» **Challenge**
Quote the listing in full, exactly as given, minus any pictures.

» **Data excerpts**
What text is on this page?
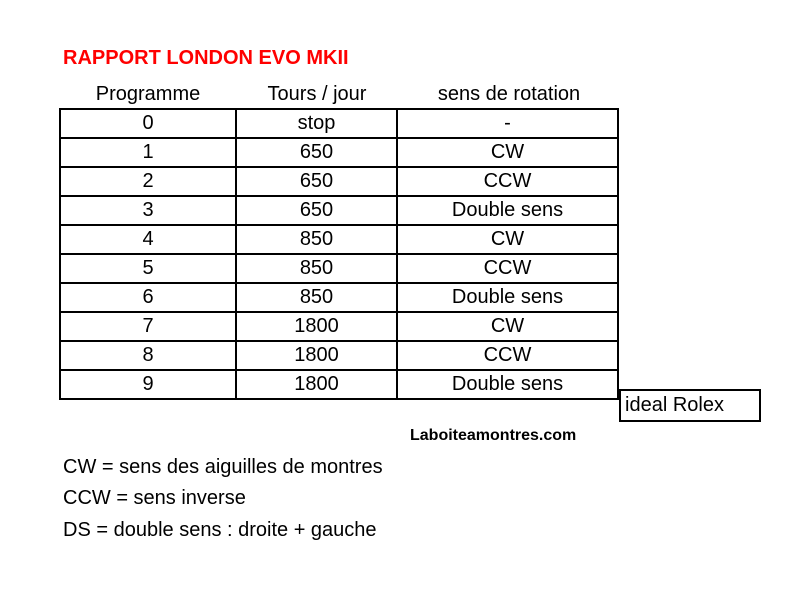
RAPPORT LONDON EVO MKII
Programme	Tours / jour	sens de rotation
0	stop	-
1	650	CW
2	650	CCW
3	650	Double sens
4	850	CW
5	850	CCW
6	850	Double sens
7	1800	CW
8	1800	CCW
9	1800	Double sens
ideal Rolex
Laboiteamontres.com
CW = sens des aiguilles de montres
CCW = sens inverse
DS = double sens : droite + gauche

» **Output of the task**
What text is on this page?
RAPPORT LONDON EVO MKII
Programme	Tours / jour	sens de rotation
0	stop	-
1	650	CW
2	650	CCW
3	650	Double sens
4	850	CW
5	850	CCW
6	850	Double sens
7	1800	CW
8	1800	CCW
9	1800	Double sens
ideal Rolex
Laboiteamontres.com
CW = sens des aiguilles de montres
CCW = sens inverse
DS = double sens : droite + gauche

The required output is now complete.